| WHAT YOU HAVE TO DO |
Collect all lines containing the word "this" from the data.

| THE DATA |
▬▬▬▬▬▬
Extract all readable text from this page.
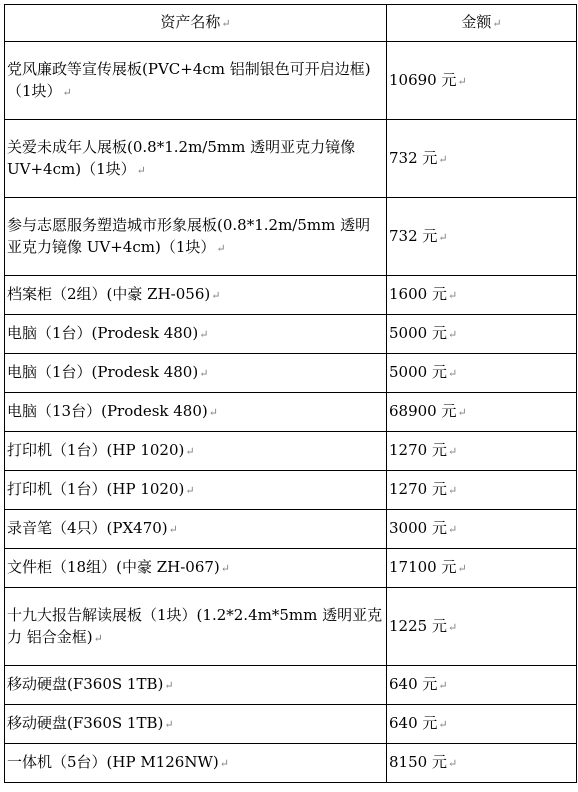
资产名称 ↵	金额 ↵
党风廉政等宣传展板(PVC+4cm 铝制银色可开启边框)（1块） ↵	10690 元 ↵
关爱未成年人展板(0.8*1.2m/5mm 透明亚克力镜像 UV+4cm)（1块） ↵	732 元 ↵
参与志愿服务塑造城市形象展板(0.8*1.2m/5mm 透明亚克力镜像 UV+4cm)（1块） ↵	732 元 ↵
档案柜（2组）(中豪 ZH-056) ↵	1600 元 ↵
电脑（1台）(Prodesk 480) ↵	5000 元 ↵
电脑（1台）(Prodesk 480) ↵	5000 元 ↵
电脑（13台）(Prodesk 480) ↵	68900 元 ↵
打印机（1台）(HP 1020) ↵	1270 元 ↵
打印机（1台）(HP 1020) ↵	1270 元 ↵
录音笔（4只）(PX470) ↵	3000 元 ↵
文件柜（18组）(中豪 ZH-067) ↵	17100 元 ↵
十九大报告解读展板（1块）(1.2*2.4m*5mm 透明亚克力 铝合金框) ↵	1225 元 ↵
移动硬盘(F360S 1TB) ↵	640 元 ↵
移动硬盘(F360S 1TB) ↵	640 元 ↵
一体机（5台）(HP M126NW) ↵	8150 元 ↵
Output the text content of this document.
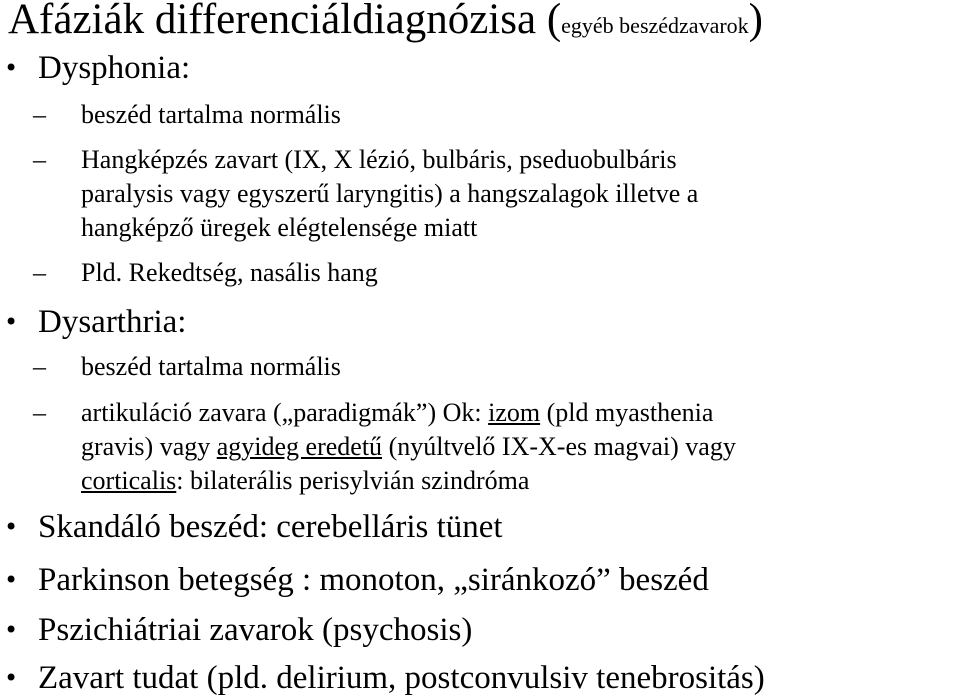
Afáziák differenciáldiagnózisa (egyéb beszédzavarok)
• Dysphonia:
– beszéd tartalma normális
– Hangképzés zavart (IX, X lézió, bulbáris, pseduobulbáris
paralysis vagy egyszerű laryngitis) a hangszalagok illetve a
hangképző üregek elégtelensége miatt
– Pld. Rekedtség, nasális hang
• Dysarthria:
– beszéd tartalma normális
– artikuláció zavara („paradigmák”) Ok: izom (pld myasthenia
gravis) vagy agyideg eredetű (nyúltvelő IX-X-es magvai) vagy
corticalis: bilaterális perisylvián szindróma
• Skandáló beszéd: cerebelláris tünet
• Parkinson betegség : monoton, „siránkozó” beszéd
• Pszichiátriai zavarok (psychosis)
• Zavart tudat (pld. delirium, postconvulsiv tenebrositás)
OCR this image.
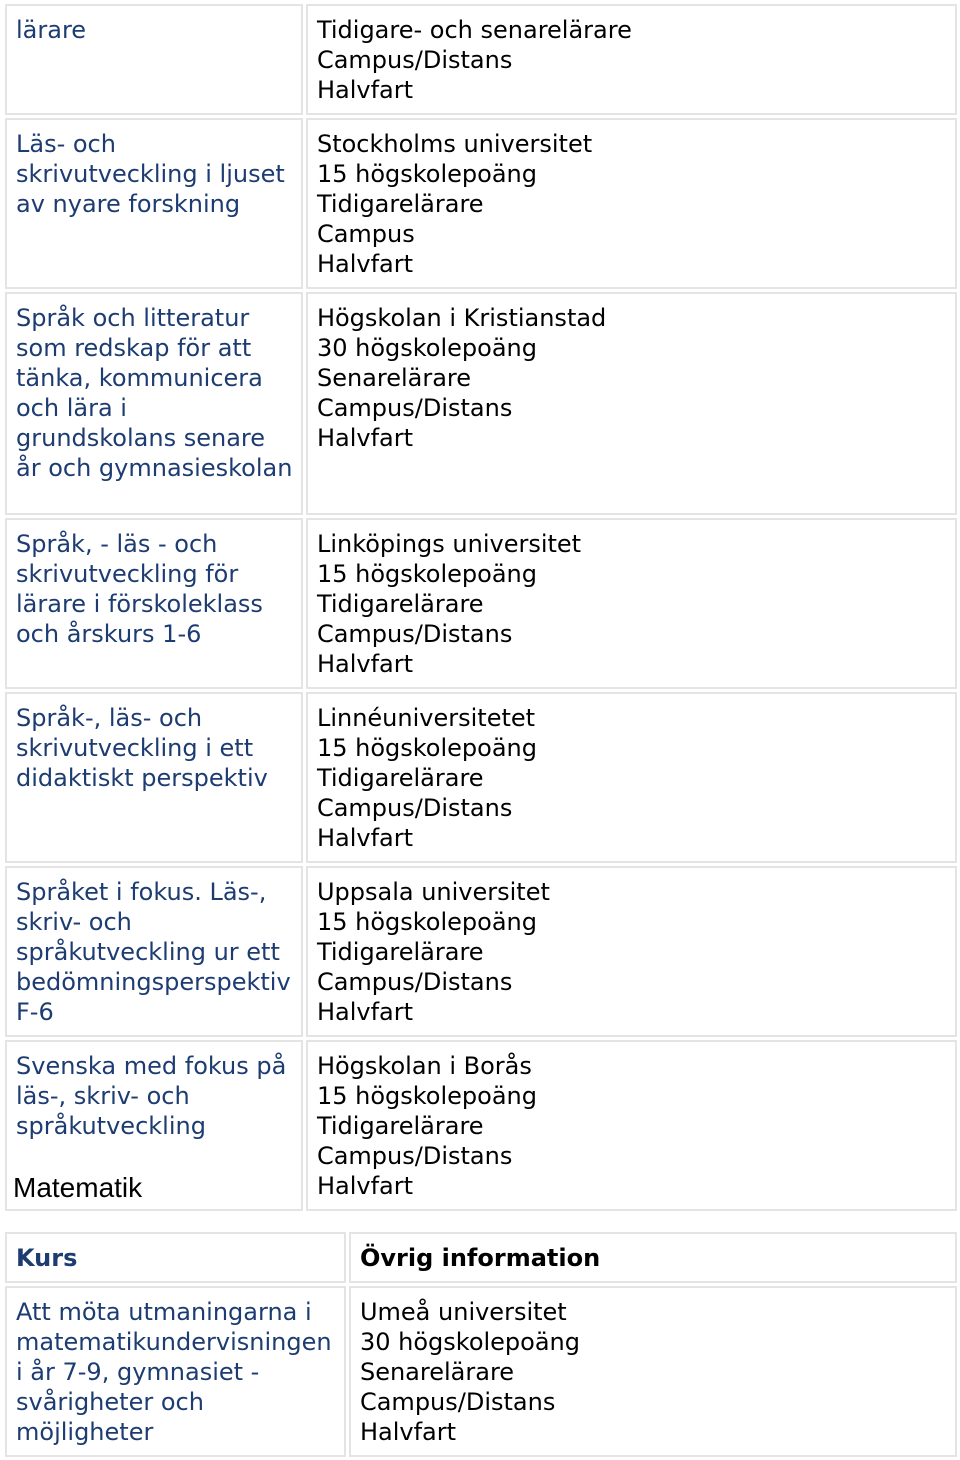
lärare	Tidigare- och senarelärare
Campus/Distans
Halvfart

Läs- och skrivutveckling i ljuset av nyare forskning	Stockholms universitet
15 högskolepoäng
Tidigarelärare
Campus
Halvfart

Språk och litteratur som redskap för att tänka, kommunicera och lära i grundskolans senare år och gymnasieskolan	Högskolan i Kristianstad
30 högskolepoäng
Senarelärare
Campus/Distans
Halvfart

Språk, - läs - och skrivutveckling för lärare i förskoleklass och årskurs 1-6	Linköpings universitet
15 högskolepoäng
Tidigarelärare
Campus/Distans
Halvfart

Språk-, läs- och skrivutveckling i ett didaktiskt perspektiv	Linnéuniversitetet
15 högskolepoäng
Tidigarelärare
Campus/Distans
Halvfart

Språket i fokus. Läs-, skriv- och språkutveckling ur ett bedömningsperspektiv F-6	Uppsala universitet
15 högskolepoäng
Tidigarelärare
Campus/Distans
Halvfart

Svenska med fokus på läs-, skriv- och språkutveckling	Högskolan i Borås
15 högskolepoäng
Tidigarelärare
Campus/Distans
Halvfart
Matematik
Kurs	Övrig information

Att möta utmaningarna i matematikundervisningen i år 7-9, gymnasiet - svårigheter och möjligheter	Umeå universitet
30 högskolepoäng
Senarelärare
Campus/Distans
Halvfart
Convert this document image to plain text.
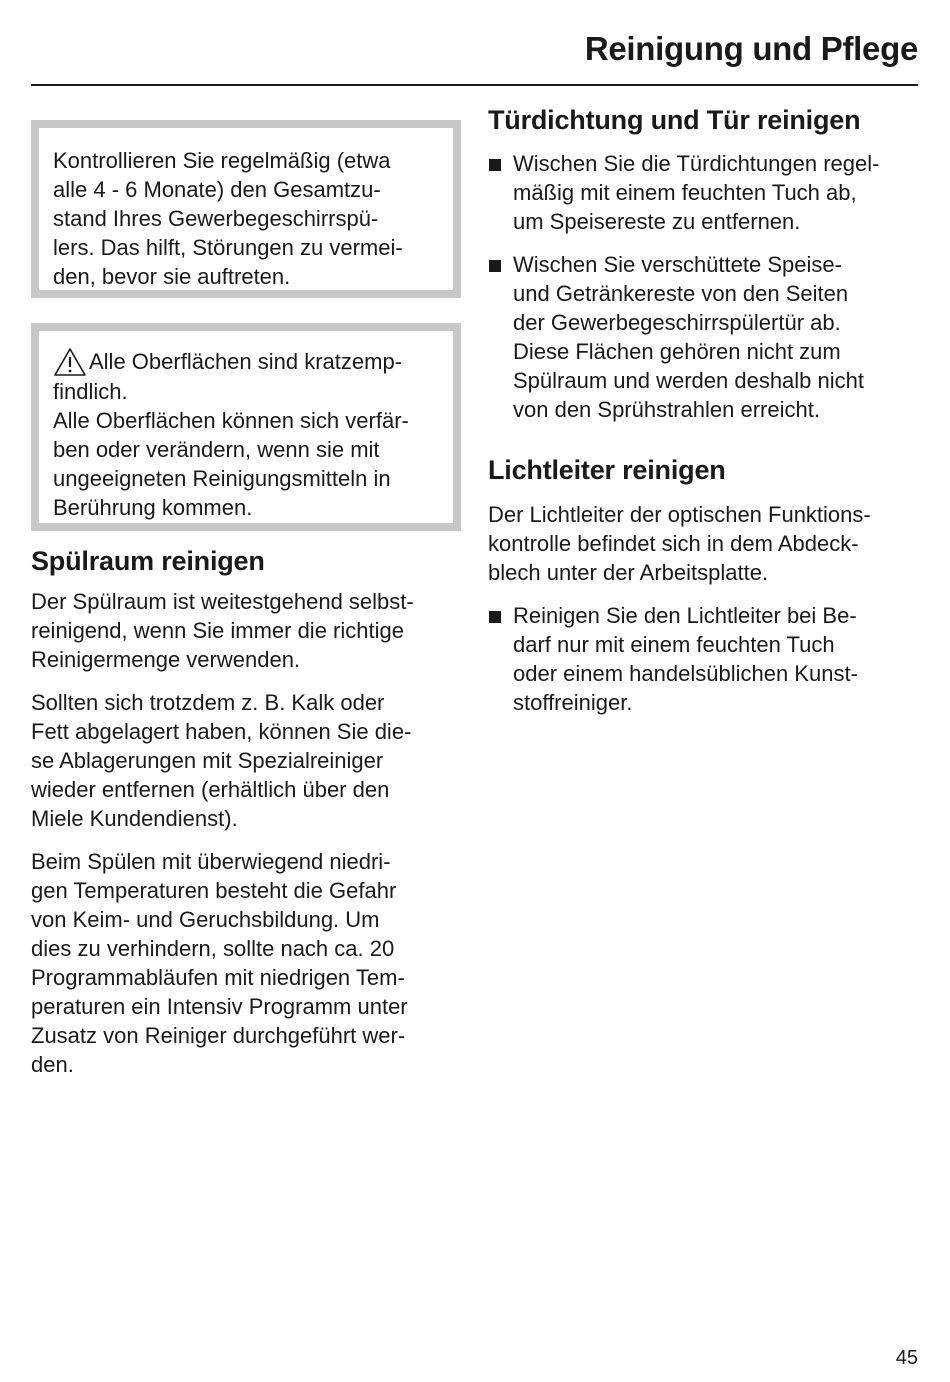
Reinigung und Pflege

Kontrollieren Sie regelmäßig (etwa
alle 4 - 6 Monate) den Gesamtzu-
stand Ihres Gewerbegeschirrspü-
lers. Das hilft, Störungen zu vermei-
den, bevor sie auftreten.

Alle Oberflächen sind kratzemp-

findlich.
Alle Oberflächen können sich verfär-
ben oder verändern, wenn sie mit
ungeeigneten Reinigungsmitteln in
Berührung kommen.

Spülraum reinigen

Der Spülraum ist weitestgehend selbst-
reinigend, wenn Sie immer die richtige
Reinigermenge verwenden.

Sollten sich trotzdem z. B. Kalk oder
Fett abgelagert haben, können Sie die-
se Ablagerungen mit Spezialreiniger
wieder entfernen (erhältlich über den
Miele Kundendienst).

Beim Spülen mit überwiegend niedri-
gen Temperaturen besteht die Gefahr
von Keim- und Geruchsbildung. Um
dies zu verhindern, sollte nach ca. 20
Programmabläufen mit niedrigen Tem-
peraturen ein Intensiv Programm unter
Zusatz von Reiniger durchgeführt wer-
den.

Türdichtung und Tür reinigen
Wischen Sie die Türdichtungen regel-
mäßig mit einem feuchten Tuch ab,
um Speisereste zu entfernen.
Wischen Sie verschüttete Speise-
und Getränkereste von den Seiten
der Gewerbegeschirrspülertür ab.
Diese Flächen gehören nicht zum
Spülraum und werden deshalb nicht
von den Sprühstrahlen erreicht.
Lichtleiter reinigen

Der Lichtleiter der optischen Funktions-
kontrolle befindet sich in dem Abdeck-
blech unter der Arbeitsplatte.

Reinigen Sie den Lichtleiter bei Be-
darf nur mit einem feuchten Tuch
oder einem handelsüblichen Kunst-
stoffreiniger.
45
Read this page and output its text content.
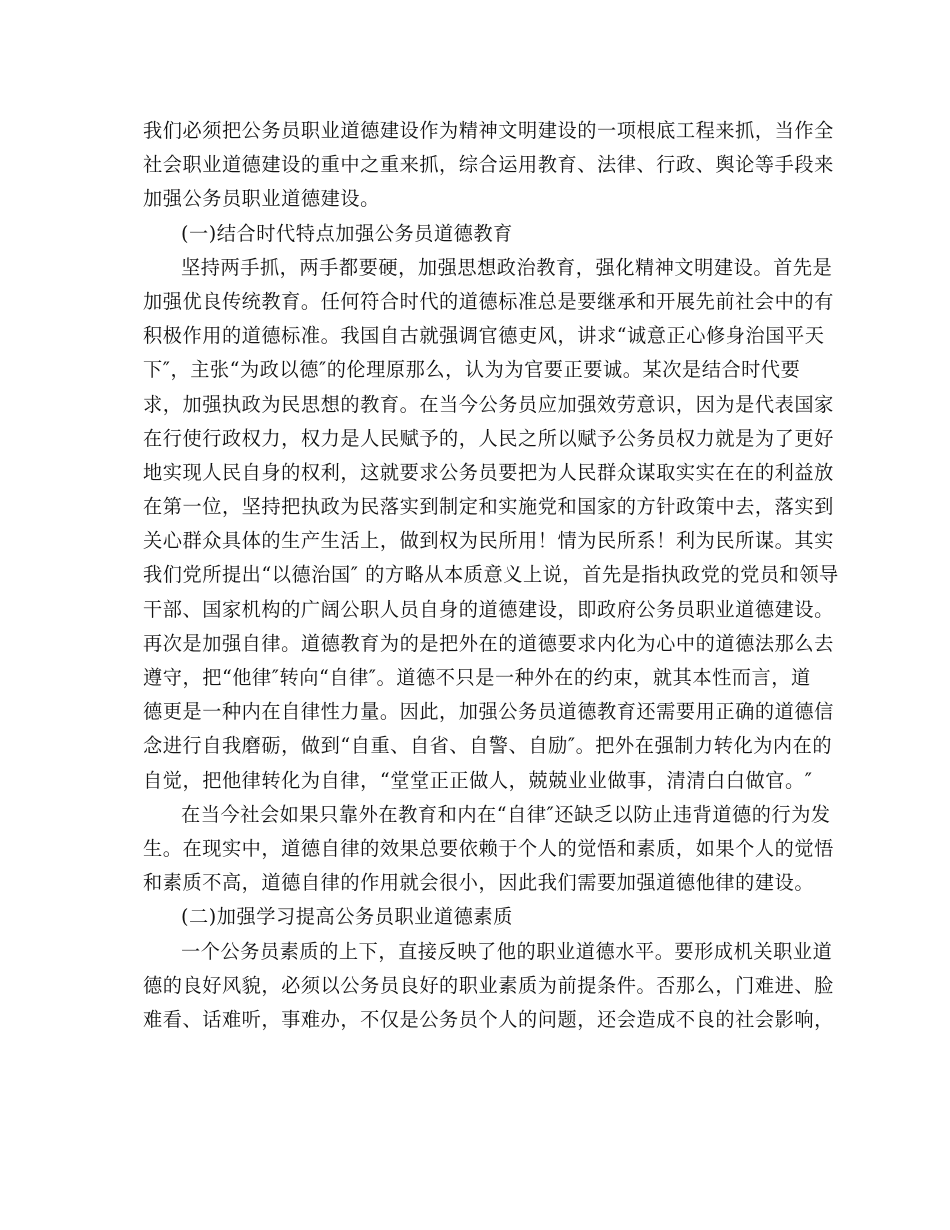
我们必须把公务员职业道德建设作为精神文明建设的一项根底工程来抓，当作全
社会职业道德建设的重中之重来抓，综合运用教育、法律、行政、舆论等手段来
加强公务员职业道德建设。
(一)结合时代特点加强公务员道德教育
坚持两手抓，两手都要硬，加强思想政治教育，强化精神文明建设。首先是
加强优良传统教育。任何符合时代的道德标准总是要继承和开展先前社会中的有
积极作用的道德标准。我国自古就强调官德吏风，讲求“诚意正心修身治国平天
下″，主张“为政以德″的伦理原那么，认为为官要正要诚。某次是结合时代要
求，加强执政为民思想的教育。在当今公务员应加强效劳意识，因为是代表国家
在行使行政权力，权力是人民赋予的，人民之所以赋予公务员权力就是为了更好
地实现人民自身的权利，这就要求公务员要把为人民群众谋取实实在在的利益放
在第一位，坚持把执政为民落实到制定和实施党和国家的方针政策中去，落实到
关心群众具体的生产生活上，做到权为民所用！情为民所系！利为民所谋。其实
我们党所提出“以德治国″ 的方略从本质意义上说，首先是指执政党的党员和领导
干部、国家机构的广阔公职人员自身的道德建设，即政府公务员职业道德建设。
再次是加强自律。道德教育为的是把外在的道德要求内化为心中的道德法那么去
遵守，把“他律″转向“自律″。道德不只是一种外在的约束，就其本性而言，道
德更是一种内在自律性力量。因此，加强公务员道德教育还需要用正确的道德信
念进行自我磨砺，做到“自重、自省、自警、自励″。把外在强制力转化为内在的
自觉，把他律转化为自律，“堂堂正正做人，兢兢业业做事，清清白白做官。″
在当今社会如果只靠外在教育和内在“自律″还缺乏以防止违背道德的行为发
生。在现实中，道德自律的效果总要依赖于个人的觉悟和素质，如果个人的觉悟
和素质不高，道德自律的作用就会很小，因此我们需要加强道德他律的建设。
(二)加强学习提高公务员职业道德素质
一个公务员素质的上下，直接反映了他的职业道德水平。要形成机关职业道
德的良好风貌，必须以公务员良好的职业素质为前提条件。否那么，门难进、脸
难看、话难听，事难办，不仅是公务员个人的问题，还会造成不良的社会影响，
▬▬▬▬▬▬
| WRITTEN ANSWER |
Extract all readable text from this page.
Output the text content of this document.
OCR this image.
Convert this document image to plain text.
Read this page and output its text content.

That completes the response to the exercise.